_SHORT PROBLEM_: The required output is the line containing "Extract the structured" through the final line of the material below, printed exactly, with no other lines.

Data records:
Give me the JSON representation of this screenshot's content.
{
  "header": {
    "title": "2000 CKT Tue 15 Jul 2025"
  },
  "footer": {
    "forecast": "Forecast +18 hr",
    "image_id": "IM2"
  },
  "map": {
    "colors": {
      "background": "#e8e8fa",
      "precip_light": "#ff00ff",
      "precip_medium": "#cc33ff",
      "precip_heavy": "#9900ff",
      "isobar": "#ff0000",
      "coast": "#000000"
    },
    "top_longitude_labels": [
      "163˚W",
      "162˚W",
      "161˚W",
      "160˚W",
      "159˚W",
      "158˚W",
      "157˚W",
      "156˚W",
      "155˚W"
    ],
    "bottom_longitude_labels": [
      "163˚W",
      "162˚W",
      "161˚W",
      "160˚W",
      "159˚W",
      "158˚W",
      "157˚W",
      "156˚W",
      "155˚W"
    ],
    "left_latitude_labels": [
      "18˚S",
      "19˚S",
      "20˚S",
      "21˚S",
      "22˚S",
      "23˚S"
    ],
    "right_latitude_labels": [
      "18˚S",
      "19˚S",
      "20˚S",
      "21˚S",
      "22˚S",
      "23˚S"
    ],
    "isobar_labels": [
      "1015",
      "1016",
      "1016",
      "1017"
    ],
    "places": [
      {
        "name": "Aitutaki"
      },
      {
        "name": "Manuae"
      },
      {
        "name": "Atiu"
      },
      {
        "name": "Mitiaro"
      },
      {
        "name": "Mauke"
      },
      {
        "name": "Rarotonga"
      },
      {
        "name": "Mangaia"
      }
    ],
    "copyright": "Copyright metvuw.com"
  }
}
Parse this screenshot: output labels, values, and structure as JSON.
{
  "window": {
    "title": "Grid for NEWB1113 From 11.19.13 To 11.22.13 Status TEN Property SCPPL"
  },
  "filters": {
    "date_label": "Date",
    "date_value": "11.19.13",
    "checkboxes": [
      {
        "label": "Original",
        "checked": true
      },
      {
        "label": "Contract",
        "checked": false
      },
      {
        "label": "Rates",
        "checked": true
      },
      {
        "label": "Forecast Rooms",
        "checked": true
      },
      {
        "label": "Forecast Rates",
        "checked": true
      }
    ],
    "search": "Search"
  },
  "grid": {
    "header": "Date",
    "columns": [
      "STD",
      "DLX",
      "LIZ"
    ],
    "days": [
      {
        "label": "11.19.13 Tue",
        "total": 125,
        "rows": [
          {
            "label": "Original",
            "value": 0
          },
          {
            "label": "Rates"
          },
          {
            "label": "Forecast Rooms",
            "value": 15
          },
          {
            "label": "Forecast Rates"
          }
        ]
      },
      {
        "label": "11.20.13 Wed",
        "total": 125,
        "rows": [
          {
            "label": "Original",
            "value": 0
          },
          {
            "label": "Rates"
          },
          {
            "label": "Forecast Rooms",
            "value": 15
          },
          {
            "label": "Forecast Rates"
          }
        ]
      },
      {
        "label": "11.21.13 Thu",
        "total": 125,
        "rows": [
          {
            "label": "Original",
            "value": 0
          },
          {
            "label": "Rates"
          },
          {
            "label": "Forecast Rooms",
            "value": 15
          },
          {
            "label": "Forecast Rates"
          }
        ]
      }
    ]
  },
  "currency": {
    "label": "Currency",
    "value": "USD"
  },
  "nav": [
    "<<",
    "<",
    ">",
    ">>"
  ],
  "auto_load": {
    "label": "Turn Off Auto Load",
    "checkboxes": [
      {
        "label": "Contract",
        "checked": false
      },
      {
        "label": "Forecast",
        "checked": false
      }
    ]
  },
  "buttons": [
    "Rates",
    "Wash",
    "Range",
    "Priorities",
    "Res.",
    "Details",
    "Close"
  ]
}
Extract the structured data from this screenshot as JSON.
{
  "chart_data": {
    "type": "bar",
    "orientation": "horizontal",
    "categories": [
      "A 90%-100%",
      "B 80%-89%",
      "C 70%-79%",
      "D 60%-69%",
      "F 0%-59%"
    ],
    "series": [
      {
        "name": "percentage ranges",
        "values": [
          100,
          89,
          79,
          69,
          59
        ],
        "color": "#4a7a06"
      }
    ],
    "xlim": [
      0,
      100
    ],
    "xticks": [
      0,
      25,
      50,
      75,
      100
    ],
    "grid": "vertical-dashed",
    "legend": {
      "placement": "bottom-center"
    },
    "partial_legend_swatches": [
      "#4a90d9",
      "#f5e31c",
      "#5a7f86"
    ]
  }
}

_TASK OUTPUT_:
Extract the structured data from this screenshot as JSON.
{
  "chart_data": {
    "type": "bar",
    "orientation": "horizontal",
    "categories": [
      "A 90%-100%",
      "B 80%-89%",
      "C 70%-79%",
      "D 60%-69%",
      "F 0%-59%"
    ],
    "series": [
      {
        "name": "percentage ranges",
        "values": [
          100,
          89,
          79,
          69,
          59
        ],
        "color": "#4a7a06"
      }
    ],
    "xlim": [
      0,
      100
    ],
    "xticks": [
      0,
      25,
      50,
      75,
      100
    ],
    "grid": "vertical-dashed",
    "legend": {
      "placement": "bottom-center"
    },
    "partial_legend_swatches": [
      "#4a90d9",
      "#f5e31c",
      "#5a7f86"
    ]
  }
}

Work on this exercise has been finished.